** BEGIN RECORDS FOR THE EXERCISE **

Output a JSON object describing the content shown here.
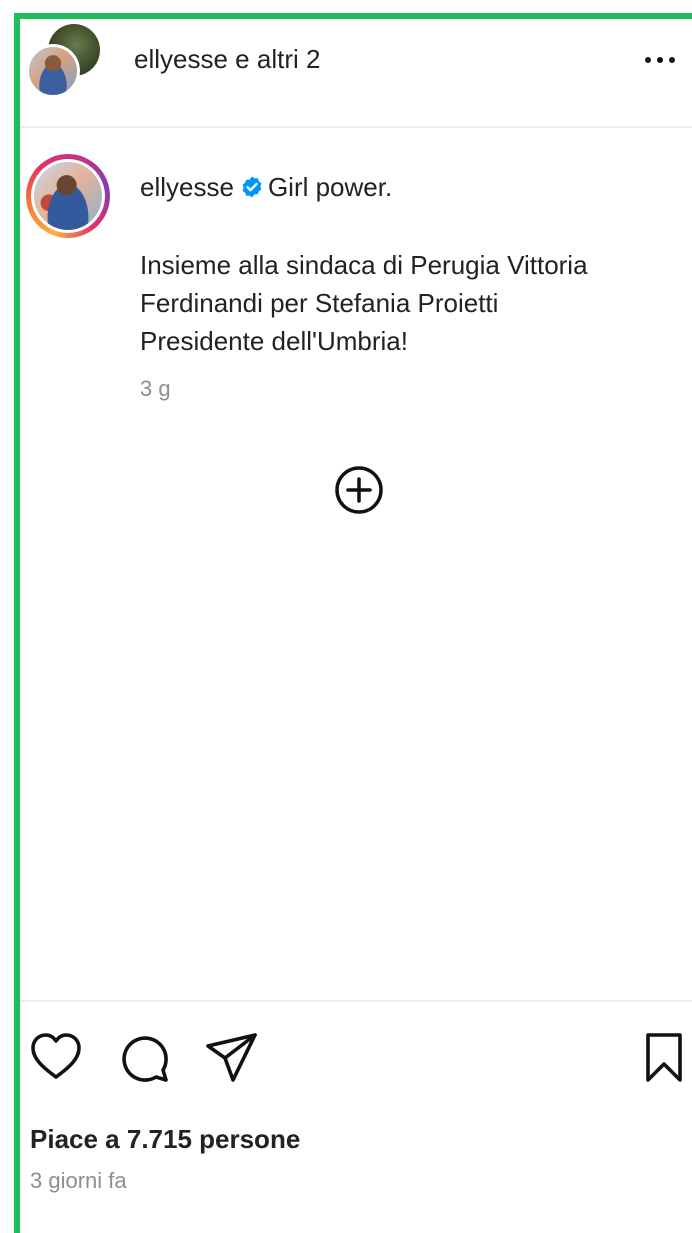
{
  "header": {
    "username": "ellyesse",
    "connector": " e ",
    "others": "altri 2",
    "more_icon": "more-horizontal-icon"
  },
  "post": {
    "username": "ellyesse",
    "verified": true,
    "caption_first": "Girl power.",
    "caption_lines": [
      "Insieme alla sindaca di Perugia Vittoria",
      "Ferdinandi per Stefania Proietti",
      "Presidente dell'Umbria!"
    ],
    "time_short": "3 g",
    "add_icon": "add-circle-icon"
  },
  "actions": {
    "like_icon": "heart-icon",
    "comment_icon": "comment-icon",
    "share_icon": "send-icon",
    "save_icon": "bookmark-icon"
  },
  "likes_text": "Piace a 7.715 persone",
  "time_long": "3 giorni fa",
  "colors": {
    "frame": "#1dbf5b",
    "verified": "#0095f6",
    "muted": "#8e8e8e"
  }
}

** END RECORDS FOR THE EXERCISE **

Repeat the material above in full and exactly, apart from the pictures.

Output a JSON object describing the content shown here.
{
  "header": {
    "username": "ellyesse",
    "connector": " e ",
    "others": "altri 2",
    "more_icon": "more-horizontal-icon"
  },
  "post": {
    "username": "ellyesse",
    "verified": true,
    "caption_first": "Girl power.",
    "caption_lines": [
      "Insieme alla sindaca di Perugia Vittoria",
      "Ferdinandi per Stefania Proietti",
      "Presidente dell'Umbria!"
    ],
    "time_short": "3 g",
    "add_icon": "add-circle-icon"
  },
  "actions": {
    "like_icon": "heart-icon",
    "comment_icon": "comment-icon",
    "share_icon": "send-icon",
    "save_icon": "bookmark-icon"
  },
  "likes_text": "Piace a 7.715 persone",
  "time_long": "3 giorni fa",
  "colors": {
    "frame": "#1dbf5b",
    "verified": "#0095f6",
    "muted": "#8e8e8e"
  }
}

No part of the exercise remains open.